— BEGIN —
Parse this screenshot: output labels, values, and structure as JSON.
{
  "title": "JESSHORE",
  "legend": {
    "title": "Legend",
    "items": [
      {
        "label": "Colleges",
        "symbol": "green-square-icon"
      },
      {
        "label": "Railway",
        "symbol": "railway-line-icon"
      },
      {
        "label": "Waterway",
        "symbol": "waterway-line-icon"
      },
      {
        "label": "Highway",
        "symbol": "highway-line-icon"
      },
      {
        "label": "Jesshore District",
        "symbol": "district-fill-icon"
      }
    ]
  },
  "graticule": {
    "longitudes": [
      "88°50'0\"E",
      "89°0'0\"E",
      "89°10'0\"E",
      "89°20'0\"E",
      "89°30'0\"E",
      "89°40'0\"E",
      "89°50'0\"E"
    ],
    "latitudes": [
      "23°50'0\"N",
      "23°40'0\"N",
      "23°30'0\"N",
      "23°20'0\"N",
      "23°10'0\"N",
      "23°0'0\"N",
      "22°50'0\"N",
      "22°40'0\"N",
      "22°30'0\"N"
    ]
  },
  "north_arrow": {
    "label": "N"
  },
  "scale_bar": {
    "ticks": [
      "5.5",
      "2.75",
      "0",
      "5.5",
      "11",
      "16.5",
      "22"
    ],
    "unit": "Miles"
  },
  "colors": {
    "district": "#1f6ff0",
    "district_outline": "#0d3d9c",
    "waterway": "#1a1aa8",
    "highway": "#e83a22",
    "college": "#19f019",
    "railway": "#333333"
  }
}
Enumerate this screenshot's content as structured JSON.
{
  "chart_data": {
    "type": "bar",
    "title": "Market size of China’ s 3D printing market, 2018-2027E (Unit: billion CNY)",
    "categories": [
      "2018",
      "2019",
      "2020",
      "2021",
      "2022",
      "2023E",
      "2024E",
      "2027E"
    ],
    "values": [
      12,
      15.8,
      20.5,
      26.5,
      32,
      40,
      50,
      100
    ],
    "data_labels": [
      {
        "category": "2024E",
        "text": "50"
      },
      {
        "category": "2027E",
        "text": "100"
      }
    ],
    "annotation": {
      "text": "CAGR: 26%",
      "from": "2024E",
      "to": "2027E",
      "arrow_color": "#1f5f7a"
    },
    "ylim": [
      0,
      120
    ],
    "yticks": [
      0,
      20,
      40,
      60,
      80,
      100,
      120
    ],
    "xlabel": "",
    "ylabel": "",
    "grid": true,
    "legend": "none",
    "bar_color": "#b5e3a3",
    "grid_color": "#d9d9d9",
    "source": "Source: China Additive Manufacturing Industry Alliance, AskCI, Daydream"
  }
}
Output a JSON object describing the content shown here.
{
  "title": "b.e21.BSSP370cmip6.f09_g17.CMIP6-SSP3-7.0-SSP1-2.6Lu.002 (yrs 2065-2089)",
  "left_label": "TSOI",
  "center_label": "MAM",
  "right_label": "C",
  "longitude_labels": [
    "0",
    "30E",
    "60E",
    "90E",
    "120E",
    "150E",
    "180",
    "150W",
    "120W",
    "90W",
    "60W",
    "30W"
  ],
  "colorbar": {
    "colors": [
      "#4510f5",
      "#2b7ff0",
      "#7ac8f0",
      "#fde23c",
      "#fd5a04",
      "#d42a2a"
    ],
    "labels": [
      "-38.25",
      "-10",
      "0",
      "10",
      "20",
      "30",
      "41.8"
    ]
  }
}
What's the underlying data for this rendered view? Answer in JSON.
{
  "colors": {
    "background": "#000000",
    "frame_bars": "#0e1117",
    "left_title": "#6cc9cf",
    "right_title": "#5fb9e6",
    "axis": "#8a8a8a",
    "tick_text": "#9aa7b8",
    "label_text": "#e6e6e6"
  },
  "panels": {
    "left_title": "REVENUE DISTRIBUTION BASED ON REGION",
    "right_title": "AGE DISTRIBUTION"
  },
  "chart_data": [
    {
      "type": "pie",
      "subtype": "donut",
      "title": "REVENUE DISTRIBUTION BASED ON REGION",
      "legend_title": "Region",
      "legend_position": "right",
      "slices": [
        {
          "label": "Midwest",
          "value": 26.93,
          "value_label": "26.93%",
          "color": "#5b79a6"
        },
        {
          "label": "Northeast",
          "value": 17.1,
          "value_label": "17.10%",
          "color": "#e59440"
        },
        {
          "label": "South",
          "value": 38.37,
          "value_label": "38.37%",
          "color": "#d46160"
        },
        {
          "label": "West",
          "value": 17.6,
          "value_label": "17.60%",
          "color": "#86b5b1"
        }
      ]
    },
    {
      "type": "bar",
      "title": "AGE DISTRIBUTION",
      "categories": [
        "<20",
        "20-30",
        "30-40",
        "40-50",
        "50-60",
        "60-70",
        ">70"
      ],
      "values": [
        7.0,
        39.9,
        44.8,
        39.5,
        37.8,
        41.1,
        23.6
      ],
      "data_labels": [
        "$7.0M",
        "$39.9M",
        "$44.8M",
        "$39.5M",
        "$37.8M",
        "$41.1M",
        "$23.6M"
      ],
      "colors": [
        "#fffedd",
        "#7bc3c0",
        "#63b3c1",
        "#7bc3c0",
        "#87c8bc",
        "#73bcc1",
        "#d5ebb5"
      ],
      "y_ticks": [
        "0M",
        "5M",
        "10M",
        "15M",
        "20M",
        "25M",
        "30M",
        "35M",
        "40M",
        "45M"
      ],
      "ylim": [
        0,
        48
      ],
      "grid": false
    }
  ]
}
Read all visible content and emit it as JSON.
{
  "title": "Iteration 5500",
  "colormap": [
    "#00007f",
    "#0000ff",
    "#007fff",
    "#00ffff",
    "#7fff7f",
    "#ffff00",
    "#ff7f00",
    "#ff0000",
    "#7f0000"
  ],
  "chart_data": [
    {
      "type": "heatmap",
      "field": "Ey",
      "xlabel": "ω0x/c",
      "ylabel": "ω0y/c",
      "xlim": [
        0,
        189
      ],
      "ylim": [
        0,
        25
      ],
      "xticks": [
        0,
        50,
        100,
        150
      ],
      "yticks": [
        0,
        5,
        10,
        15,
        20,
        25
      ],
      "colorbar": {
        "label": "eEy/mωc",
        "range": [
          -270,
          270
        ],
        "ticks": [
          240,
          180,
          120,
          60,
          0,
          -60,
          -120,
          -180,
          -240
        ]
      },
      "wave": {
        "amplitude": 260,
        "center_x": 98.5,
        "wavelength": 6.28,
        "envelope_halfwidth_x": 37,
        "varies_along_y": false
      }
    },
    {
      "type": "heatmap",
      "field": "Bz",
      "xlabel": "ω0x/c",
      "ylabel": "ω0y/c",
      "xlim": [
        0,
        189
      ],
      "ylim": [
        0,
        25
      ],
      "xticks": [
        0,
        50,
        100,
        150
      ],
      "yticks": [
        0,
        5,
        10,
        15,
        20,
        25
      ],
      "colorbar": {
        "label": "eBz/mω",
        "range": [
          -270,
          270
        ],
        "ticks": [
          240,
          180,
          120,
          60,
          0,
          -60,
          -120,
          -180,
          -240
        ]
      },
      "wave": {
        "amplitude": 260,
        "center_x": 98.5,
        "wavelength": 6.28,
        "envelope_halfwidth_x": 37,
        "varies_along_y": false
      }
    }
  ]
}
— END —
What this task involves ▸
Retype the data in full and match it exactly.

Output of the exercise ▸
Parse this screenshot: output labels, values, and structure as JSON.
{
  "title": "JESSHORE",
  "legend": {
    "title": "Legend",
    "items": [
      {
        "label": "Colleges",
        "symbol": "green-square-icon"
      },
      {
        "label": "Railway",
        "symbol": "railway-line-icon"
      },
      {
        "label": "Waterway",
        "symbol": "waterway-line-icon"
      },
      {
        "label": "Highway",
        "symbol": "highway-line-icon"
      },
      {
        "label": "Jesshore District",
        "symbol": "district-fill-icon"
      }
    ]
  },
  "graticule": {
    "longitudes": [
      "88°50'0\"E",
      "89°0'0\"E",
      "89°10'0\"E",
      "89°20'0\"E",
      "89°30'0\"E",
      "89°40'0\"E",
      "89°50'0\"E"
    ],
    "latitudes": [
      "23°50'0\"N",
      "23°40'0\"N",
      "23°30'0\"N",
      "23°20'0\"N",
      "23°10'0\"N",
      "23°0'0\"N",
      "22°50'0\"N",
      "22°40'0\"N",
      "22°30'0\"N"
    ]
  },
  "north_arrow": {
    "label": "N"
  },
  "scale_bar": {
    "ticks": [
      "5.5",
      "2.75",
      "0",
      "5.5",
      "11",
      "16.5",
      "22"
    ],
    "unit": "Miles"
  },
  "colors": {
    "district": "#1f6ff0",
    "district_outline": "#0d3d9c",
    "waterway": "#1a1aa8",
    "highway": "#e83a22",
    "college": "#19f019",
    "railway": "#333333"
  }
}
Enumerate this screenshot's content as structured JSON.
{
  "chart_data": {
    "type": "bar",
    "title": "Market size of China’ s 3D printing market, 2018-2027E (Unit: billion CNY)",
    "categories": [
      "2018",
      "2019",
      "2020",
      "2021",
      "2022",
      "2023E",
      "2024E",
      "2027E"
    ],
    "values": [
      12,
      15.8,
      20.5,
      26.5,
      32,
      40,
      50,
      100
    ],
    "data_labels": [
      {
        "category": "2024E",
        "text": "50"
      },
      {
        "category": "2027E",
        "text": "100"
      }
    ],
    "annotation": {
      "text": "CAGR: 26%",
      "from": "2024E",
      "to": "2027E",
      "arrow_color": "#1f5f7a"
    },
    "ylim": [
      0,
      120
    ],
    "yticks": [
      0,
      20,
      40,
      60,
      80,
      100,
      120
    ],
    "xlabel": "",
    "ylabel": "",
    "grid": true,
    "legend": "none",
    "bar_color": "#b5e3a3",
    "grid_color": "#d9d9d9",
    "source": "Source: China Additive Manufacturing Industry Alliance, AskCI, Daydream"
  }
}
Output a JSON object describing the content shown here.
{
  "title": "b.e21.BSSP370cmip6.f09_g17.CMIP6-SSP3-7.0-SSP1-2.6Lu.002 (yrs 2065-2089)",
  "left_label": "TSOI",
  "center_label": "MAM",
  "right_label": "C",
  "longitude_labels": [
    "0",
    "30E",
    "60E",
    "90E",
    "120E",
    "150E",
    "180",
    "150W",
    "120W",
    "90W",
    "60W",
    "30W"
  ],
  "colorbar": {
    "colors": [
      "#4510f5",
      "#2b7ff0",
      "#7ac8f0",
      "#fde23c",
      "#fd5a04",
      "#d42a2a"
    ],
    "labels": [
      "-38.25",
      "-10",
      "0",
      "10",
      "20",
      "30",
      "41.8"
    ]
  }
}
What's the underlying data for this rendered view? Answer in JSON.
{
  "colors": {
    "background": "#000000",
    "frame_bars": "#0e1117",
    "left_title": "#6cc9cf",
    "right_title": "#5fb9e6",
    "axis": "#8a8a8a",
    "tick_text": "#9aa7b8",
    "label_text": "#e6e6e6"
  },
  "panels": {
    "left_title": "REVENUE DISTRIBUTION BASED ON REGION",
    "right_title": "AGE DISTRIBUTION"
  },
  "chart_data": [
    {
      "type": "pie",
      "subtype": "donut",
      "title": "REVENUE DISTRIBUTION BASED ON REGION",
      "legend_title": "Region",
      "legend_position": "right",
      "slices": [
        {
          "label": "Midwest",
          "value": 26.93,
          "value_label": "26.93%",
          "color": "#5b79a6"
        },
        {
          "label": "Northeast",
          "value": 17.1,
          "value_label": "17.10%",
          "color": "#e59440"
        },
        {
          "label": "South",
          "value": 38.37,
          "value_label": "38.37%",
          "color": "#d46160"
        },
        {
          "label": "West",
          "value": 17.6,
          "value_label": "17.60%",
          "color": "#86b5b1"
        }
      ]
    },
    {
      "type": "bar",
      "title": "AGE DISTRIBUTION",
      "categories": [
        "<20",
        "20-30",
        "30-40",
        "40-50",
        "50-60",
        "60-70",
        ">70"
      ],
      "values": [
        7.0,
        39.9,
        44.8,
        39.5,
        37.8,
        41.1,
        23.6
      ],
      "data_labels": [
        "$7.0M",
        "$39.9M",
        "$44.8M",
        "$39.5M",
        "$37.8M",
        "$41.1M",
        "$23.6M"
      ],
      "colors": [
        "#fffedd",
        "#7bc3c0",
        "#63b3c1",
        "#7bc3c0",
        "#87c8bc",
        "#73bcc1",
        "#d5ebb5"
      ],
      "y_ticks": [
        "0M",
        "5M",
        "10M",
        "15M",
        "20M",
        "25M",
        "30M",
        "35M",
        "40M",
        "45M"
      ],
      "ylim": [
        0,
        48
      ],
      "grid": false
    }
  ]
}
Read all visible content and emit it as JSON.
{
  "title": "Iteration 5500",
  "colormap": [
    "#00007f",
    "#0000ff",
    "#007fff",
    "#00ffff",
    "#7fff7f",
    "#ffff00",
    "#ff7f00",
    "#ff0000",
    "#7f0000"
  ],
  "chart_data": [
    {
      "type": "heatmap",
      "field": "Ey",
      "xlabel": "ω0x/c",
      "ylabel": "ω0y/c",
      "xlim": [
        0,
        189
      ],
      "ylim": [
        0,
        25
      ],
      "xticks": [
        0,
        50,
        100,
        150
      ],
      "yticks": [
        0,
        5,
        10,
        15,
        20,
        25
      ],
      "colorbar": {
        "label": "eEy/mωc",
        "range": [
          -270,
          270
        ],
        "ticks": [
          240,
          180,
          120,
          60,
          0,
          -60,
          -120,
          -180,
          -240
        ]
      },
      "wave": {
        "amplitude": 260,
        "center_x": 98.5,
        "wavelength": 6.28,
        "envelope_halfwidth_x": 37,
        "varies_along_y": false
      }
    },
    {
      "type": "heatmap",
      "field": "Bz",
      "xlabel": "ω0x/c",
      "ylabel": "ω0y/c",
      "xlim": [
        0,
        189
      ],
      "ylim": [
        0,
        25
      ],
      "xticks": [
        0,
        50,
        100,
        150
      ],
      "yticks": [
        0,
        5,
        10,
        15,
        20,
        25
      ],
      "colorbar": {
        "label": "eBz/mω",
        "range": [
          -270,
          270
        ],
        "ticks": [
          240,
          180,
          120,
          60,
          0,
          -60,
          -120,
          -180,
          -240
        ]
      },
      "wave": {
        "amplitude": 260,
        "center_x": 98.5,
        "wavelength": 6.28,
        "envelope_halfwidth_x": 37,
        "varies_along_y": false
      }
    }
  ]
}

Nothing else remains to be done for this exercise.